• Task:
Could you output each line of the data that follows exactly?

[Saved entries]
——————

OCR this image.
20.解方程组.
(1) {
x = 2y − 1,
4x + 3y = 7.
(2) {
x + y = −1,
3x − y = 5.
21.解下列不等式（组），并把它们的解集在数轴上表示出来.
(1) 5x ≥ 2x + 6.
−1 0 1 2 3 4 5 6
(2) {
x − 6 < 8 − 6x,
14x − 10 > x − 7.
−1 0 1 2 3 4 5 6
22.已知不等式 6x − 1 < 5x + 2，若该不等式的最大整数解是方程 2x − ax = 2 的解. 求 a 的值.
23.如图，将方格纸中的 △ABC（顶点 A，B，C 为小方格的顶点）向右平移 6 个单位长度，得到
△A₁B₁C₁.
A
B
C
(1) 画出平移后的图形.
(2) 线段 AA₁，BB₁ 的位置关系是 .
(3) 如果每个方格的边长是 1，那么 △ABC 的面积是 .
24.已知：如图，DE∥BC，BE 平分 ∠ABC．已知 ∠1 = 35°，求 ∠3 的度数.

——————

• Exercise output:
OCR this image.
20.解方程组.
(1) {
x = 2y − 1,
4x + 3y = 7.
(2) {
x + y = −1,
3x − y = 5.
21.解下列不等式（组），并把它们的解集在数轴上表示出来.
(1) 5x ≥ 2x + 6.
−1 0 1 2 3 4 5 6
(2) {
x − 6 < 8 − 6x,
14x − 10 > x − 7.
−1 0 1 2 3 4 5 6
22.已知不等式 6x − 1 < 5x + 2，若该不等式的最大整数解是方程 2x − ax = 2 的解. 求 a 的值.
23.如图，将方格纸中的 △ABC（顶点 A，B，C 为小方格的顶点）向右平移 6 个单位长度，得到
△A₁B₁C₁.
A
B
C
(1) 画出平移后的图形.
(2) 线段 AA₁，BB₁ 的位置关系是 .
(3) 如果每个方格的边长是 1，那么 △ABC 的面积是 .
24.已知：如图，DE∥BC，BE 平分 ∠ABC．已知 ∠1 = 35°，求 ∠3 的度数.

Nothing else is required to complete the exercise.